Aunque estos ejercicios nos resultan abominables y suponemos que están proscritos gracias a los tratados y la vigilancia de los organismos internacionales, no son muy distintos de los “experimentos” que se realizan en las corporaciones para averiguar qué puede suceder si se cambian algunas políticas o estrategias, o si se lanzan o no nuevos productos al mercado: en estos casos, los sujetos sometidos a la prueba también pagarán con sus vidas el fracaso y la curiosidad de sus superiores.

Además, los campos de los nazis requerían demasiados vigilantes para lograr la eficiencia necesaria —en Mauthausen, los 85 mil reclusos eran vigilados por casi diez mil miembros de la ss—.

Obviamente, los reclusos no anhelaban ser internados en ellos: el campo de concentración —al igual que la prisión— era un espacio indeseable. Ante estos hechos, la arquitectura vigilante sólo tenía un camino: transformarse para lograr una mayor eficiencia y crear mecanismos capaces de despertar el anhelo de internamiento, “cuya peor sanción es la exclusión”.

La arquitectura de las vanguardias —al igual que los desarrollos al estilo Googleplex— es heredera de la guerra y del panóptico creado por Bentham. No sólo emerge y se desarrolla a partir de las matanzas de 1914 y 1939, sino que también hizo suyas las técnicas, los materiales, los métodos y los artefactos que crearon las fuerzas armadas y los servicios de salud con tal de lograr el clímax de la vigilancia: la certeza de que los ojos del superior están en todas partes permitió observar y controlar a los reclusos, incluso más allá de los lugares de internamiento.

▶ **Datos proporcionados**
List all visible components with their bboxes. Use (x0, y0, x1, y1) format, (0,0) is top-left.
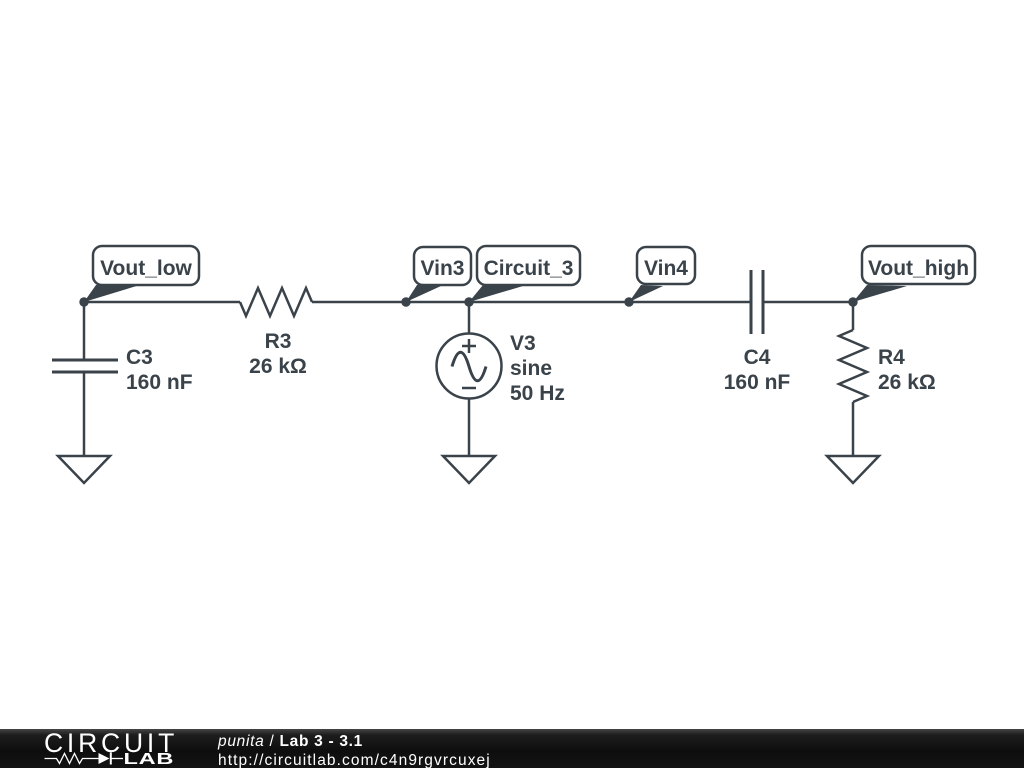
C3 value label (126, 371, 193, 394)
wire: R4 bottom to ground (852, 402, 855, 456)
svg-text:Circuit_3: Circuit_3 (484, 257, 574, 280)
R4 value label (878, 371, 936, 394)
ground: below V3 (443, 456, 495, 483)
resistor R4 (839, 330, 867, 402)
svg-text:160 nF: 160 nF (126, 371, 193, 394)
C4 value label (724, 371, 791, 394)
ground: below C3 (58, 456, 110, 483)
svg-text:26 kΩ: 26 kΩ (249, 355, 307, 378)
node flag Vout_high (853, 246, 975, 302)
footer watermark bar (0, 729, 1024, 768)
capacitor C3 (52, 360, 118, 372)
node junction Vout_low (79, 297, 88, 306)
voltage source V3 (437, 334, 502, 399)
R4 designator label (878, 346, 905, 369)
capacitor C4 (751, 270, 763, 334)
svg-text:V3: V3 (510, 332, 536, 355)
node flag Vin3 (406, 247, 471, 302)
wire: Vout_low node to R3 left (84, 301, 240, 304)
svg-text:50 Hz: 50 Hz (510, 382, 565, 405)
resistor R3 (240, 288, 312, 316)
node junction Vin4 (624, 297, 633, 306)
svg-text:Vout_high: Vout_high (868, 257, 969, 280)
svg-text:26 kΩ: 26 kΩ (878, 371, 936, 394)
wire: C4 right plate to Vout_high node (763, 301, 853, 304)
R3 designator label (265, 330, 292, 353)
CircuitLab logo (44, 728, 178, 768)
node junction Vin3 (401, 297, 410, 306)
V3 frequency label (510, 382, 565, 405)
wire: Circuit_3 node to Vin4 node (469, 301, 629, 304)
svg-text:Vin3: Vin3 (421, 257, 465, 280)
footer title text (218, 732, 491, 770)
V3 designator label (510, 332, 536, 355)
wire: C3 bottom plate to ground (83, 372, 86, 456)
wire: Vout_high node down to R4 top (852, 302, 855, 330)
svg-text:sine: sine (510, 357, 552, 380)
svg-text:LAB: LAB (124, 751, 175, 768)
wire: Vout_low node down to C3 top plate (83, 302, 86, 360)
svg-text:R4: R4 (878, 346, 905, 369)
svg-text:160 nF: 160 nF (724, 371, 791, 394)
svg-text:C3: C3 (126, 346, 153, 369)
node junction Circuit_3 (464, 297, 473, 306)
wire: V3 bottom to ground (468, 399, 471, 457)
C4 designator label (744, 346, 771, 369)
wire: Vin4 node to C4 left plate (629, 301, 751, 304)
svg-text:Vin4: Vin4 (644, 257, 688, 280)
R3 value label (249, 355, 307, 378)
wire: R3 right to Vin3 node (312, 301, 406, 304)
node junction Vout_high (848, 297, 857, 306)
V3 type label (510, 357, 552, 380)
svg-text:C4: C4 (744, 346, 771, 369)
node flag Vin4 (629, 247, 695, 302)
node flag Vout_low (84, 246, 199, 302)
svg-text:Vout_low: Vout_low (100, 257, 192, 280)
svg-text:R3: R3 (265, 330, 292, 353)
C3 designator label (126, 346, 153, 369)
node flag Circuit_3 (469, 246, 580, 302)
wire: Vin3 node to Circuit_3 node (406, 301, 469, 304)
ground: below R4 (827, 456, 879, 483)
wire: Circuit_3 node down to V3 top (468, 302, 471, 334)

---

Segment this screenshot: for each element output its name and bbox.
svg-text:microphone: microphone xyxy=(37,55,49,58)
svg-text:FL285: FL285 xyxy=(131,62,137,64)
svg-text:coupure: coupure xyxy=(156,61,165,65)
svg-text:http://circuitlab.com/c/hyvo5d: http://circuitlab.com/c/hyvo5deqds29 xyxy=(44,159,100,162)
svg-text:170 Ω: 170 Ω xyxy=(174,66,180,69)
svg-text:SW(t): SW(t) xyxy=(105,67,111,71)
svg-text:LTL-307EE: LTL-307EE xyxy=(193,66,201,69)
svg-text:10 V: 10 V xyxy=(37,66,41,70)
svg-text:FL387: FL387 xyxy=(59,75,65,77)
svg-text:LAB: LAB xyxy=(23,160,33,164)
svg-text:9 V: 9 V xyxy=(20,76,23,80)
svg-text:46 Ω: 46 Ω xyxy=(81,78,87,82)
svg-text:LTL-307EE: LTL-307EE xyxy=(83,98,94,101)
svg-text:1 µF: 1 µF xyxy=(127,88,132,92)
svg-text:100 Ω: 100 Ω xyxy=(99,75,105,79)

--

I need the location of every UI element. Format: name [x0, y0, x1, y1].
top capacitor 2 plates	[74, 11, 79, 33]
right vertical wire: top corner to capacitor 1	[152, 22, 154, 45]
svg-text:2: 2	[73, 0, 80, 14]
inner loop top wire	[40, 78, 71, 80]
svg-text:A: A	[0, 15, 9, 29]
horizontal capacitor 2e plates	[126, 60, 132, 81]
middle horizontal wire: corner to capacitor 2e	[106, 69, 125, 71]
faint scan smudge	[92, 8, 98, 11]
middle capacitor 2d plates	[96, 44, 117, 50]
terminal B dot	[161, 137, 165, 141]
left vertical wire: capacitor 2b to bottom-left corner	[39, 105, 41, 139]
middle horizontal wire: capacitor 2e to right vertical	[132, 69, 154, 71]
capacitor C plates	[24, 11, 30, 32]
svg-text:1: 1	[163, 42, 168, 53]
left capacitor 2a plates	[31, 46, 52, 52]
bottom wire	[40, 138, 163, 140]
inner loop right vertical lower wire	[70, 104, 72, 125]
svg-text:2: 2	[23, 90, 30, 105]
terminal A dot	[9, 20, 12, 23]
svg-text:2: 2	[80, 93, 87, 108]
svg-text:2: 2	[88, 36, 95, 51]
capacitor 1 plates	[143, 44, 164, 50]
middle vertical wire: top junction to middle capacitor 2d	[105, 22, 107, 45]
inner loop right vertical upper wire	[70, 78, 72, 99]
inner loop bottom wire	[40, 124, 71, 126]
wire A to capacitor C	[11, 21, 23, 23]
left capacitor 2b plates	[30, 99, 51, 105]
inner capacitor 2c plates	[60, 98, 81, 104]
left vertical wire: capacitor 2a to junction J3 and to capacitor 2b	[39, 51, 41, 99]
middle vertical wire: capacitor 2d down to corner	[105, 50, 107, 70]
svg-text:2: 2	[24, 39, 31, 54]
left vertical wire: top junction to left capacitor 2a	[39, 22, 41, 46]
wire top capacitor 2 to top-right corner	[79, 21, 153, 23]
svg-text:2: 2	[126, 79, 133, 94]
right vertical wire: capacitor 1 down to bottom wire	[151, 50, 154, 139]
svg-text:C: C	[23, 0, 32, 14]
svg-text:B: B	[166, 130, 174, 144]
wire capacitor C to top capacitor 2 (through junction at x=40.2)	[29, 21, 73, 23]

▶ **Tareas escritas**
a. Según el fragmento sobre la arquitectura vigilante, ¿qué cosas creadas por las fuerzas armadas y los servicios de salud hizo suyas la arquitectura de las vanguardias? Enuméralas todas.
b. ¿Puedes transcribir sin cambios el tramo del listado que va desde la línea que contiene "C3 value label (126, 371, 193, 394)" hasta la línea que contiene "svg-text:sine: sine (510, 357, 552, 380)", ambas incluidas?
El fragmento y el listado son materiales independientes entre sí.

▶ **Resultados en orden**
a. Las técnicas, los materiales, los métodos y los artefactos.

b.
C3 value label (126, 371, 193, 394)
wire: R4 bottom to ground (852, 402, 855, 456)
svg-text:Circuit_3: Circuit_3 (484, 257, 574, 280)
R4 value label (878, 371, 936, 394)
ground: below V3 (443, 456, 495, 483)
resistor R4 (839, 330, 867, 402)
svg-text:160 nF: 160 nF (126, 371, 193, 394)
C4 value label (724, 371, 791, 394)
ground: below C3 (58, 456, 110, 483)
svg-text:26 kΩ: 26 kΩ (249, 355, 307, 378)
node flag Vout_high (853, 246, 975, 302)
footer watermark bar (0, 729, 1024, 768)
capacitor C3 (52, 360, 118, 372)
node junction Vout_low (79, 297, 88, 306)
voltage source V3 (437, 334, 502, 399)
R4 designator label (878, 346, 905, 369)
capacitor C4 (751, 270, 763, 334)
svg-text:V3: V3 (510, 332, 536, 355)
node flag Vin3 (406, 247, 471, 302)
wire: Vout_low node to R3 left (84, 301, 240, 304)
svg-text:50 Hz: 50 Hz (510, 382, 565, 405)
resistor R3 (240, 288, 312, 316)
node junction Vin4 (624, 297, 633, 306)
svg-text:Vout_high: Vout_high (868, 257, 969, 280)
svg-text:26 kΩ: 26 kΩ (878, 371, 936, 394)
wire: C4 right plate to Vout_high node (763, 301, 853, 304)
R3 designator label (265, 330, 292, 353)
CircuitLab logo (44, 728, 178, 768)
node junction Vin3 (401, 297, 410, 306)
V3 frequency label (510, 382, 565, 405)
wire: Circuit_3 node to Vin4 node (469, 301, 629, 304)
svg-text:Vin3: Vin3 (421, 257, 465, 280)
footer title text (218, 732, 491, 770)
V3 designator label (510, 332, 536, 355)
wire: C3 bottom plate to ground (83, 372, 86, 456)
wire: Vout_high node down to R4 top (852, 302, 855, 330)
svg-text:sine: sine (510, 357, 552, 380)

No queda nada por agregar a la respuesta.